# Available data start

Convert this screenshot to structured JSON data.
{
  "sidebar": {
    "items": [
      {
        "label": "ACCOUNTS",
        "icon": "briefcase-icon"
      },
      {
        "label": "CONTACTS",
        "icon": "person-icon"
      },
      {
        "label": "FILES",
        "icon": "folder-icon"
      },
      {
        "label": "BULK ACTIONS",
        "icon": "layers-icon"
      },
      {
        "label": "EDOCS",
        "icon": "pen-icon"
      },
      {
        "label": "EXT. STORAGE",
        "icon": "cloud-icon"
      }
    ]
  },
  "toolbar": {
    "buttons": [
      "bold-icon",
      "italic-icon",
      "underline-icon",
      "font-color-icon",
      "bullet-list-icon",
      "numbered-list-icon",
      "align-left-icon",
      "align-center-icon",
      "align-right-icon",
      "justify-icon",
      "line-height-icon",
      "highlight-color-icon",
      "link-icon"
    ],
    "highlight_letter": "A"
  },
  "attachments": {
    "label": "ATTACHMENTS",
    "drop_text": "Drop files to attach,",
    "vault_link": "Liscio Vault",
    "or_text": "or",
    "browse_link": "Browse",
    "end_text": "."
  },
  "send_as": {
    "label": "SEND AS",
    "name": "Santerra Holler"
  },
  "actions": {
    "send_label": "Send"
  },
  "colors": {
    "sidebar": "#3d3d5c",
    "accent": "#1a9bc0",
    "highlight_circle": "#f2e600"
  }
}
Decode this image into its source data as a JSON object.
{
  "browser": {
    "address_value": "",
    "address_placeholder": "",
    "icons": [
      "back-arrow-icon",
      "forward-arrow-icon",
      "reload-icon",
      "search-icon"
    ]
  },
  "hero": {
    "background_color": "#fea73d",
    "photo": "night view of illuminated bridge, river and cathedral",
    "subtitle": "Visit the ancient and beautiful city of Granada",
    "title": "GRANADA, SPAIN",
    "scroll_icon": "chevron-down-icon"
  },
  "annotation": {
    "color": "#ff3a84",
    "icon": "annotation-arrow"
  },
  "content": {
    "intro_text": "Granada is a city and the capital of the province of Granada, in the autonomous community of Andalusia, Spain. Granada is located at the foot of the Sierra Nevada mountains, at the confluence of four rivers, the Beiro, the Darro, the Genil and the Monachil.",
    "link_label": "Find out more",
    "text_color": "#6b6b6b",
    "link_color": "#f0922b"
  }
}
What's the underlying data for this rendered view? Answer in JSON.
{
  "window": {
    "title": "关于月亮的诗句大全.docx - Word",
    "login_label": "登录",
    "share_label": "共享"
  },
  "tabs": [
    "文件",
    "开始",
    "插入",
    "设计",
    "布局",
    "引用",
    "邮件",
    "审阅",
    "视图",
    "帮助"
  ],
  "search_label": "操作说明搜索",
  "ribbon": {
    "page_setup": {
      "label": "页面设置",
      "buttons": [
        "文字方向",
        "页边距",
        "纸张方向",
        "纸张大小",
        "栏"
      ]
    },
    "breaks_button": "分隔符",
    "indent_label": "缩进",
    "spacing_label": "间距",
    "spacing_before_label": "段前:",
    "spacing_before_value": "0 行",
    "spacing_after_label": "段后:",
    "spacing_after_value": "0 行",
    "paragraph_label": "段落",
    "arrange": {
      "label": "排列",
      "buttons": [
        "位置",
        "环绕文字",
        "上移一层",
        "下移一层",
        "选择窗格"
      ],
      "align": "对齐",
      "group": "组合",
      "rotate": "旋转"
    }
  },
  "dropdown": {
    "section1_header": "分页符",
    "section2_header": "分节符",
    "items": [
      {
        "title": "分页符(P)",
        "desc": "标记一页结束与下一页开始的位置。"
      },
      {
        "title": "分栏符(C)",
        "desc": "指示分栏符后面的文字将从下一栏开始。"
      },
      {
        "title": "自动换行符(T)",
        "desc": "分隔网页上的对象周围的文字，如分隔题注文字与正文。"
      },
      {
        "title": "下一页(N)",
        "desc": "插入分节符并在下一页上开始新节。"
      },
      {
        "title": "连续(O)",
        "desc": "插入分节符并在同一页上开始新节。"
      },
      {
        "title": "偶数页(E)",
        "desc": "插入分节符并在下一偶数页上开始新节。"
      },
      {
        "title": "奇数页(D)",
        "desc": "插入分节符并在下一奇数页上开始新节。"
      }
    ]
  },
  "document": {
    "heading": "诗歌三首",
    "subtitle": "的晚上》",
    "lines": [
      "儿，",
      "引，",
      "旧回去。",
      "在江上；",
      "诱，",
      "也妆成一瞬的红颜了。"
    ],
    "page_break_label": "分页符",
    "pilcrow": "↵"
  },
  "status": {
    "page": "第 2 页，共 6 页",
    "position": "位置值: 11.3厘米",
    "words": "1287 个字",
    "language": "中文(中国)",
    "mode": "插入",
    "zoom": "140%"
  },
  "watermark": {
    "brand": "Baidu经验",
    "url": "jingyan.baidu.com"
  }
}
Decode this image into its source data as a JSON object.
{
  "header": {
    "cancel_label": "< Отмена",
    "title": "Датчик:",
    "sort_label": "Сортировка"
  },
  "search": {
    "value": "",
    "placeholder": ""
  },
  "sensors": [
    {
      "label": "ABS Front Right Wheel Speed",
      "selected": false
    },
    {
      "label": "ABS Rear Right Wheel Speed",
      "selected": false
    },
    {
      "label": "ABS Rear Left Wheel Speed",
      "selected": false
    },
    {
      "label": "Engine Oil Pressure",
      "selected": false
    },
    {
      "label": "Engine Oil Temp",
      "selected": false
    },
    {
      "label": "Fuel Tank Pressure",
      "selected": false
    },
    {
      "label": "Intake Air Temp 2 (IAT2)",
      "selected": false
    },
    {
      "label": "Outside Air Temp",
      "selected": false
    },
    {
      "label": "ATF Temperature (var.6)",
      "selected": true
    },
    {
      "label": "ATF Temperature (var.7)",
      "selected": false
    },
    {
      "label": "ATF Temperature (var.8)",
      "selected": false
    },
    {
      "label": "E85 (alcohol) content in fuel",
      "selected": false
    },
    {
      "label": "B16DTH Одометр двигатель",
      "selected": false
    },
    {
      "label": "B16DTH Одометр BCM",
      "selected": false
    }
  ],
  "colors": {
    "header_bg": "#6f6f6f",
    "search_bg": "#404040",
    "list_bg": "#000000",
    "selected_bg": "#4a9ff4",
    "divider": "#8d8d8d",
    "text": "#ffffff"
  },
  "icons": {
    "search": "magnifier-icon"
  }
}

# Available data end

Find the word "Engine" in the data and show each line that holds it.

Answer to the task
      "label": "Engine Oil Pressure",
      "label": "Engine Oil Temp",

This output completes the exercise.